_RECORDS PROVIDED_.
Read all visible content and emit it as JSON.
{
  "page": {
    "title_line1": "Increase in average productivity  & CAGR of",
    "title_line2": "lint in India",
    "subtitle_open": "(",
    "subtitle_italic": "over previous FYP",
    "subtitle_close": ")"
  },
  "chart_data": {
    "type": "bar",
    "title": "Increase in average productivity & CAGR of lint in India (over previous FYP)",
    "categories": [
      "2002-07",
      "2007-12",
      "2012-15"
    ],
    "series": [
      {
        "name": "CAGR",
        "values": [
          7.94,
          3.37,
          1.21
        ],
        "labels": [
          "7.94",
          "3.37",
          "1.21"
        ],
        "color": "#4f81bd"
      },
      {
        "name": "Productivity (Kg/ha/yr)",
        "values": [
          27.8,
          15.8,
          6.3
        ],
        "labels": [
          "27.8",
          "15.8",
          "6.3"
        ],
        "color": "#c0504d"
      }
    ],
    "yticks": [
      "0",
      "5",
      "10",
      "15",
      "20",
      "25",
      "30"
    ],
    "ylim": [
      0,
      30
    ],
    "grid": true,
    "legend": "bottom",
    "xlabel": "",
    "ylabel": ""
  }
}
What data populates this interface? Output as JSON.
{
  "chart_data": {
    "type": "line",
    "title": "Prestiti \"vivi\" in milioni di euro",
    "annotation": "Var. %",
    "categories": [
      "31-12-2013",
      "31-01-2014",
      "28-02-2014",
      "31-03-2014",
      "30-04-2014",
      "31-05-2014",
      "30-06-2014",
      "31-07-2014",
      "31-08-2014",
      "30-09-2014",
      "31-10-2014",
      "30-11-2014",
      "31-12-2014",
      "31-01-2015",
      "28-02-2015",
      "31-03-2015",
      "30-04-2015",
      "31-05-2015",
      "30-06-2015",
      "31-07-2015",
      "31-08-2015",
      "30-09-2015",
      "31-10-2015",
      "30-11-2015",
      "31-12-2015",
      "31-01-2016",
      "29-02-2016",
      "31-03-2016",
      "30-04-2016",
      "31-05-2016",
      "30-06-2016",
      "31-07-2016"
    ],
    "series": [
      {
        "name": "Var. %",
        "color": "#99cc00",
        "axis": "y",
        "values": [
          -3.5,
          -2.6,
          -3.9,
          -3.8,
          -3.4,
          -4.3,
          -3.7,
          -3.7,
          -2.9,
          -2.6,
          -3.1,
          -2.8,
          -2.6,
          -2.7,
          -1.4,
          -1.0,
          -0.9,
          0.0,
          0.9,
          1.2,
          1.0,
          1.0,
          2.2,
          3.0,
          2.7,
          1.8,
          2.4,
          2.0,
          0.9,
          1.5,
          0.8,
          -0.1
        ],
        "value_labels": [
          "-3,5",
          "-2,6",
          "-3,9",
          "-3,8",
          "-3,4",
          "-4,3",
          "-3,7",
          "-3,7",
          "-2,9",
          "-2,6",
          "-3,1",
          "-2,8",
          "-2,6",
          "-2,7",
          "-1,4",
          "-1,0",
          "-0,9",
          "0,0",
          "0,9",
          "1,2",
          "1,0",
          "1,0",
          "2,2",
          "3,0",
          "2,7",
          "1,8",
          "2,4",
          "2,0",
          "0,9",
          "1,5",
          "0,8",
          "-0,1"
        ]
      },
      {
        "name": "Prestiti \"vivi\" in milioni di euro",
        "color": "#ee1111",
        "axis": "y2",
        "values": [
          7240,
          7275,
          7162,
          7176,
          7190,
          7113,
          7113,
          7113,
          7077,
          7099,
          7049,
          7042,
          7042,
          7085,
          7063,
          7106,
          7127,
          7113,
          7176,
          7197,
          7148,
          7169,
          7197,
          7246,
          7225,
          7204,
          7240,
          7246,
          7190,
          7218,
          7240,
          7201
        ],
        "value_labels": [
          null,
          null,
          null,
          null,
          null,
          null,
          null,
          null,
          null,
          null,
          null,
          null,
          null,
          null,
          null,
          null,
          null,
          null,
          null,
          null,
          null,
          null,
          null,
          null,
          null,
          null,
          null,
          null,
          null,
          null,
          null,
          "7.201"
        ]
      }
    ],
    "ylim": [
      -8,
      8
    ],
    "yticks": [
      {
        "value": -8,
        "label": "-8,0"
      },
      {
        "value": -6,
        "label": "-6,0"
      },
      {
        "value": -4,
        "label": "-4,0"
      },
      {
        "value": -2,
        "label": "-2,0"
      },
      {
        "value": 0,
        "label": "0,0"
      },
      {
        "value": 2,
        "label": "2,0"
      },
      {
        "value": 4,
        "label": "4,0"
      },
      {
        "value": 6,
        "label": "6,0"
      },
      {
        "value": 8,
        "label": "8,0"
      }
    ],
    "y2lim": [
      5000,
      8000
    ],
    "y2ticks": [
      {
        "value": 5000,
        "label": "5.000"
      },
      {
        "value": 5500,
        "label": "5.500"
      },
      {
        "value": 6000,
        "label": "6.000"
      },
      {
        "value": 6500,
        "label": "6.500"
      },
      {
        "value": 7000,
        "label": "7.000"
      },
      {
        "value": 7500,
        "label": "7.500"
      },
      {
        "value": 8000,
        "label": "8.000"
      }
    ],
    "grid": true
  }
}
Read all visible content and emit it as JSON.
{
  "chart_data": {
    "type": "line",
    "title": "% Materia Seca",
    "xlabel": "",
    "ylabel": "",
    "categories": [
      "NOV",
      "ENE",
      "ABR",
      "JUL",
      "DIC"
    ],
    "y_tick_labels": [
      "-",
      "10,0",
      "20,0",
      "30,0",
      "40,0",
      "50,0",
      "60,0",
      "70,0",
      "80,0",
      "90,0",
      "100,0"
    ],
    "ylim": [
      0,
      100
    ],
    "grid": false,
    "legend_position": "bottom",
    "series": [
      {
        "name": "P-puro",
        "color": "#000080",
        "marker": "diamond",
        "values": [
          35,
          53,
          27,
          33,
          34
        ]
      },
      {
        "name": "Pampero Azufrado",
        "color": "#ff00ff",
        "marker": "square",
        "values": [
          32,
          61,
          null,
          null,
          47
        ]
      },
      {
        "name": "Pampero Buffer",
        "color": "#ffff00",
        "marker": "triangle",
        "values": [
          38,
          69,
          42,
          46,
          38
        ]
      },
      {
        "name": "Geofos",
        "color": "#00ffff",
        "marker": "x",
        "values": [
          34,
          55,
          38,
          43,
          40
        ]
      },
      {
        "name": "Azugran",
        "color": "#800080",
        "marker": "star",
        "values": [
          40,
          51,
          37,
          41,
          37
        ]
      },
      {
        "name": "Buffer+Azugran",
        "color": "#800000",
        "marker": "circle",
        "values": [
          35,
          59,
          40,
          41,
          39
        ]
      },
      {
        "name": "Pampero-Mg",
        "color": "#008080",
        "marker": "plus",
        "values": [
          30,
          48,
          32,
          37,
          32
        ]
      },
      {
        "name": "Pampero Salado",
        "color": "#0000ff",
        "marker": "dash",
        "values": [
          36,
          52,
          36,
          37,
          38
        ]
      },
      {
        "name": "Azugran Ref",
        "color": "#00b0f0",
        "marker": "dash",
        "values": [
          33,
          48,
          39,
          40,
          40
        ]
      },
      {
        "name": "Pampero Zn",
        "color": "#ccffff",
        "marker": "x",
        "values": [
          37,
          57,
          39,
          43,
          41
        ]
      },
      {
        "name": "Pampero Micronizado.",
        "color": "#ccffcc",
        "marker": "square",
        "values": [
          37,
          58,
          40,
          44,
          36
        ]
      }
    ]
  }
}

_REQUIRED TASK_.
Scan the listing above. Collect all lines with the word "euro".

_RESPONSE TO THIS TASK_.
    "title": "Prestiti \"vivi\" in milioni di euro",
        "name": "Prestiti \"vivi\" in milioni di euro",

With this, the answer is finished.